- Required task
All of the material below is to be repeated exactly.

- Extracted material
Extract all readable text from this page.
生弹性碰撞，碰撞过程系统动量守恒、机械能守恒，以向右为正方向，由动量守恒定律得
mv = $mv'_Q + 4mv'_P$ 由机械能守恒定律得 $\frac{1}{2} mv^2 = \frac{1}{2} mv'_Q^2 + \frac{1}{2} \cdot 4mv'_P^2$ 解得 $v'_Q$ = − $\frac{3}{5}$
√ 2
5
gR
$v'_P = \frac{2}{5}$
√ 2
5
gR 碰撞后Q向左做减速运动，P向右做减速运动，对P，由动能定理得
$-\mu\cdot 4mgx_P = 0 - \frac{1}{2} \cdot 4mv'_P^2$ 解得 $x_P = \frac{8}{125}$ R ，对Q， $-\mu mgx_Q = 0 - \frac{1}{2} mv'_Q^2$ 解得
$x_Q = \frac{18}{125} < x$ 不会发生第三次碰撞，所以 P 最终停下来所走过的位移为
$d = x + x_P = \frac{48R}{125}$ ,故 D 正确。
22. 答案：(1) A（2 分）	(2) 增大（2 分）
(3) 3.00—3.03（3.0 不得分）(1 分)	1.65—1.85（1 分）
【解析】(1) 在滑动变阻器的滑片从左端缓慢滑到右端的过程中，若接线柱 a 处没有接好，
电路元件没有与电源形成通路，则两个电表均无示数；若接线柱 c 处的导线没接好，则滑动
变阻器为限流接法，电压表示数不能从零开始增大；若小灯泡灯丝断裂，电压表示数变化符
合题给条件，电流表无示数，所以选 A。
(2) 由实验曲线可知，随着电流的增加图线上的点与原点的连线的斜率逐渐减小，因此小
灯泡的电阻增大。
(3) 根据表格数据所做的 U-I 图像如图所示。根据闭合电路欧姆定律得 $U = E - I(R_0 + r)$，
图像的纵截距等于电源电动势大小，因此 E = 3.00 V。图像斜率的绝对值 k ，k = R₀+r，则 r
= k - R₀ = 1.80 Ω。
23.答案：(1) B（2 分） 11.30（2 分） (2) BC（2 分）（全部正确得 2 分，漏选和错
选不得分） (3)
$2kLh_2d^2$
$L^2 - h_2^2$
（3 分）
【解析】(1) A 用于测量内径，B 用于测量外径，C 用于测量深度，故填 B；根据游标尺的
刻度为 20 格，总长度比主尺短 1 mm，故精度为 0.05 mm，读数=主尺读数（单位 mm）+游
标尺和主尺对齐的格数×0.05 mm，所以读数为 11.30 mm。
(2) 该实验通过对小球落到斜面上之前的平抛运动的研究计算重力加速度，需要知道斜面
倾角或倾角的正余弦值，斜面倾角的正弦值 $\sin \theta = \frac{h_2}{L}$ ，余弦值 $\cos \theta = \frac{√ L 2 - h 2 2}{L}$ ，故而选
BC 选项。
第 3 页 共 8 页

- Worked answer
Extract all readable text from this page.
生弹性碰撞，碰撞过程系统动量守恒、机械能守恒，以向右为正方向，由动量守恒定律得
mv = $mv'_Q + 4mv'_P$ 由机械能守恒定律得 $\frac{1}{2} mv^2 = \frac{1}{2} mv'_Q^2 + \frac{1}{2} \cdot 4mv'_P^2$ 解得 $v'_Q$ = − $\frac{3}{5}$
√ 2
5
gR
$v'_P = \frac{2}{5}$
√ 2
5
gR 碰撞后Q向左做减速运动，P向右做减速运动，对P，由动能定理得
$-\mu\cdot 4mgx_P = 0 - \frac{1}{2} \cdot 4mv'_P^2$ 解得 $x_P = \frac{8}{125}$ R ，对Q， $-\mu mgx_Q = 0 - \frac{1}{2} mv'_Q^2$ 解得
$x_Q = \frac{18}{125} < x$ 不会发生第三次碰撞，所以 P 最终停下来所走过的位移为
$d = x + x_P = \frac{48R}{125}$ ,故 D 正确。
22. 答案：(1) A（2 分）	(2) 增大（2 分）
(3) 3.00—3.03（3.0 不得分）(1 分)	1.65—1.85（1 分）
【解析】(1) 在滑动变阻器的滑片从左端缓慢滑到右端的过程中，若接线柱 a 处没有接好，
电路元件没有与电源形成通路，则两个电表均无示数；若接线柱 c 处的导线没接好，则滑动
变阻器为限流接法，电压表示数不能从零开始增大；若小灯泡灯丝断裂，电压表示数变化符
合题给条件，电流表无示数，所以选 A。
(2) 由实验曲线可知，随着电流的增加图线上的点与原点的连线的斜率逐渐减小，因此小
灯泡的电阻增大。
(3) 根据表格数据所做的 U-I 图像如图所示。根据闭合电路欧姆定律得 $U = E - I(R_0 + r)$，
图像的纵截距等于电源电动势大小，因此 E = 3.00 V。图像斜率的绝对值 k ，k = R₀+r，则 r
= k - R₀ = 1.80 Ω。
23.答案：(1) B（2 分） 11.30（2 分） (2) BC（2 分）（全部正确得 2 分，漏选和错
选不得分） (3)
$2kLh_2d^2$
$L^2 - h_2^2$
（3 分）
【解析】(1) A 用于测量内径，B 用于测量外径，C 用于测量深度，故填 B；根据游标尺的
刻度为 20 格，总长度比主尺短 1 mm，故精度为 0.05 mm，读数=主尺读数（单位 mm）+游
标尺和主尺对齐的格数×0.05 mm，所以读数为 11.30 mm。
(2) 该实验通过对小球落到斜面上之前的平抛运动的研究计算重力加速度，需要知道斜面
倾角或倾角的正余弦值，斜面倾角的正弦值 $\sin \theta = \frac{h_2}{L}$ ，余弦值 $\cos \theta = \frac{√ L 2 - h 2 2}{L}$ ，故而选
BC 选项。
第 3 页 共 8 页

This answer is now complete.